Lista de tareas =
[a] Copia del texto sobre la mala salud de los dignatarios el fragmento que empieza con «Owen, dos veces» y sigue hasta «citar solo algunos.».
[b] Prosigue el texto sobre la salud de los dignatarios a partir del punto en que termina.

═══ Texto seleccionado

La mala salud de los dignatarios
l David Owen indaga en el historial médico de los políticos y los males que pusieron en vilo al mundo
antonio paniagua
Las enfermedades que han obligado a guardar cama y reposo a los grandes dignatarios han sido celosamente vedadas al conocimiento público. Pero si se hubieran conocido, quizás el mundo se habría librado de alguna que otra contienda. Porque no hay nada mejor para la salud de los próceres y del planeta que conocer el expediente médico de los poderosos, que siempre se ha tratado como materia reservada. Abraham Lincoln no llevaba navaja por el miedo a sus ideas suicidas, De Gaulle acabó su mandato depresivo y desnortado, y es probable que Churchill sufriera un trastorno bipolar, circunstancia que explica sus caídas anímicas en el abismo, que él describía como su «perro negro». No son achaques infrecuentes. Según David Owen, autor del muy documentado ensayo En el poder y la enfermedad (Siruela), el 29% de todos los presidentes de EE UU han experimentado una quiebra de su salud mental cuando estaban en el cargo. Además, un 49% presentaron rasgos propios de un trastorno psiquiátrico en algún momento de su vida.
Owen, dos veces ministro del Reino Unido, una como titular de Sanidad y otra de Asuntos Exteriores, estudió Medicina en Cambridge, y sabe de lo que habla. A la luz de la lectura de su libro, llama la atención el gran número de cuadros depresivos que atacaron a los poderosos de nuestro tiempo, como es el caso de Roosevelt, Khrushchev, Churchill, Richard Nixon, Lyndon B. Johnson o Mussolini, por citar solo algunos.

══════
═══ Datos almacenados

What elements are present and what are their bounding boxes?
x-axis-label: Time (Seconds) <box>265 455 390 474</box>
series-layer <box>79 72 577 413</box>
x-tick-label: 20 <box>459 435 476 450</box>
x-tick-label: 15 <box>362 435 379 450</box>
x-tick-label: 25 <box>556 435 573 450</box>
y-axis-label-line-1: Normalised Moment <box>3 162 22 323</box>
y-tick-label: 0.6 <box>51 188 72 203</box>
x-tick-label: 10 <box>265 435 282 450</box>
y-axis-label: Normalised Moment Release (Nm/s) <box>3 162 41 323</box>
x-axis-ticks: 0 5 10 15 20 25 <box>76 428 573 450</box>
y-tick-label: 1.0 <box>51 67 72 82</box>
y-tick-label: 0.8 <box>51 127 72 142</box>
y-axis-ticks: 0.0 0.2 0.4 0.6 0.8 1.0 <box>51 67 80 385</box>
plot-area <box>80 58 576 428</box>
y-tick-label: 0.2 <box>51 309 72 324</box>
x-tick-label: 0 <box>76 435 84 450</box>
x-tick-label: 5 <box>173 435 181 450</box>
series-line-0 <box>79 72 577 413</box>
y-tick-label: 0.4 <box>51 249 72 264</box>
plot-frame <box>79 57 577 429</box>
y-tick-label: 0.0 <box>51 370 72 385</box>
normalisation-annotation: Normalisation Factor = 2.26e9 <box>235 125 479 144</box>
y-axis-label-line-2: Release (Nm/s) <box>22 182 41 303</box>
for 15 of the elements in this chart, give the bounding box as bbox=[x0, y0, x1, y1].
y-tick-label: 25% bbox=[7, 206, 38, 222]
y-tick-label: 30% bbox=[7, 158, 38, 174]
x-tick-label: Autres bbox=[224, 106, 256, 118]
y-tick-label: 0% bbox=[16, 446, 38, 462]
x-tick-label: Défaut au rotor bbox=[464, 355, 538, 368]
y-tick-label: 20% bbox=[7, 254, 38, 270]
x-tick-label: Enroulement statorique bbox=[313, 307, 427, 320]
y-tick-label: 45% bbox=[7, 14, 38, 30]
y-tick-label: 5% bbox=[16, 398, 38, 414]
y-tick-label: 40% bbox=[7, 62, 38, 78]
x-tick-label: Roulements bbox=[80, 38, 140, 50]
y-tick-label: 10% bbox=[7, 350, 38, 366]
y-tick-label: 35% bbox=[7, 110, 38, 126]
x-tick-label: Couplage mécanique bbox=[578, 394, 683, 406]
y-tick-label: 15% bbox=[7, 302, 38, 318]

══════

Resultados =
[a]
Owen, dos veces ministro del Reino Unido, una como titular de Sanidad y otra de Asuntos Exteriores, estudió Medicina en Cambridge, y sabe de lo que habla. A la luz de la lectura de su libro, llama la atención el gran número de cuadros depresivos que atacaron a los poderosos de nuestro tiempo, como es el caso de Roosevelt, Khrushchev, Churchill, Richard Nixon, Lyndon B. Johnson o Mussolini, por citar solo algunos.

[b]
Owen acuña una teoría propia sobre la embriaguez de poder en la que demasiados políticos naufragan. Bautiza este síndrome con la palabra griega ‘hybris’, una suerte de soberbia tan avasalladora que hace que el que la soporte pierda el sentido de la realidad La cordura de Nixon, un alcohólico de temperamento paranoide que sufría de frecuentes episodios de ansiedad, se descabaló al final de su mandato con el escándalo Watergate. Si ya era un «solitario patológico», su aislamiento en los últimos 18 meses de mandato se exacerbó peligrosamente.
Pese a la aparente vitalidad, encanto y estampa deportiva, John Kennedy tenía una salud tan frágil que se vio obligado a mentir sobre sus enfermedades. Uno de los males que minaba su vida era la enfermedad de Addison, causada por una insuficiencia de las glándulas suprarrenales. Para el autor, los errores en la gestión de bahía Cochinos contrastan con la mayor destreza con la que gestionó la crisis de los misiles con la URSS, una conducta que atribuye a la mejora de la medicación de que se benefició en 1962.
Aquejado de muchos dolores, Kennedy se atiborró de cortisona, lo que le hinchó el rostro, le destrozó huesos y cartílagos y causó una osteoporosis rampante. Para aliviar sus tormentos de espalda, había días en que tomaba cinco duchas de agua caliente, pues sus vértebras estaban aplastadas y soldadas con placas y tornillos. Por añadidura, padecía infecciones respiratorias y del tracto urinario.
La administración frecuente de procaína, un sustituto sintético de la cocaína, produce efectos indeseados. A buen seguro que Kennedy los sufrió, porque le inyectaban la droga hasta tres veces al día. Con tantas y variadas sustancias, el presidente andaba zombi. ¿Qué hacer? Un médico de gente adinerada, Max Jacobson, conocido por el sobrenombre de «doctor Feelgood», le procuró anfetaminas con la liberalidad del que receta píldoras vigorizantes.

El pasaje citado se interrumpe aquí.